Layout coordinate data
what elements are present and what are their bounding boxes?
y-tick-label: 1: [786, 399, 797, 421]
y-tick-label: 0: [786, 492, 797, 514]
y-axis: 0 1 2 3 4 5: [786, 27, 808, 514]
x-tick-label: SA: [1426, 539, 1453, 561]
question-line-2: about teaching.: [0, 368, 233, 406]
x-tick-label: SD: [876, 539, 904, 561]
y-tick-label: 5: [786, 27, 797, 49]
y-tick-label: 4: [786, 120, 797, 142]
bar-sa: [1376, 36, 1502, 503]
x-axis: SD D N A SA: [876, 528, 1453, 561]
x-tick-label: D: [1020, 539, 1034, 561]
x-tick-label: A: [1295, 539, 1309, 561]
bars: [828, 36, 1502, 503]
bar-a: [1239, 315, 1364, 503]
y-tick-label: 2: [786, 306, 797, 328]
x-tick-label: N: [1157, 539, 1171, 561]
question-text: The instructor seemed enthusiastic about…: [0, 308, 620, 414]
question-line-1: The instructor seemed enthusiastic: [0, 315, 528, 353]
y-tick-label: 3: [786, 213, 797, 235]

[GIVEN TASK]
Retype every line of the records above verbatim, keeping their original order.

[REPLY TO THE TASK]
what elements are present and what are their bounding boxes?
y-tick-label: 1: [786, 399, 797, 421]
y-tick-label: 0: [786, 492, 797, 514]
y-axis: 0 1 2 3 4 5: [786, 27, 808, 514]
x-tick-label: SA: [1426, 539, 1453, 561]
question-line-2: about teaching.: [0, 368, 233, 406]
x-tick-label: SD: [876, 539, 904, 561]
y-tick-label: 5: [786, 27, 797, 49]
y-tick-label: 4: [786, 120, 797, 142]
bar-sa: [1376, 36, 1502, 503]
x-axis: SD D N A SA: [876, 528, 1453, 561]
x-tick-label: D: [1020, 539, 1034, 561]
x-tick-label: A: [1295, 539, 1309, 561]
bars: [828, 36, 1502, 503]
bar-a: [1239, 315, 1364, 503]
y-tick-label: 2: [786, 306, 797, 328]
x-tick-label: N: [1157, 539, 1171, 561]
question-text: The instructor seemed enthusiastic about…: [0, 308, 620, 414]
question-line-1: The instructor seemed enthusiastic: [0, 315, 528, 353]
y-tick-label: 3: [786, 213, 797, 235]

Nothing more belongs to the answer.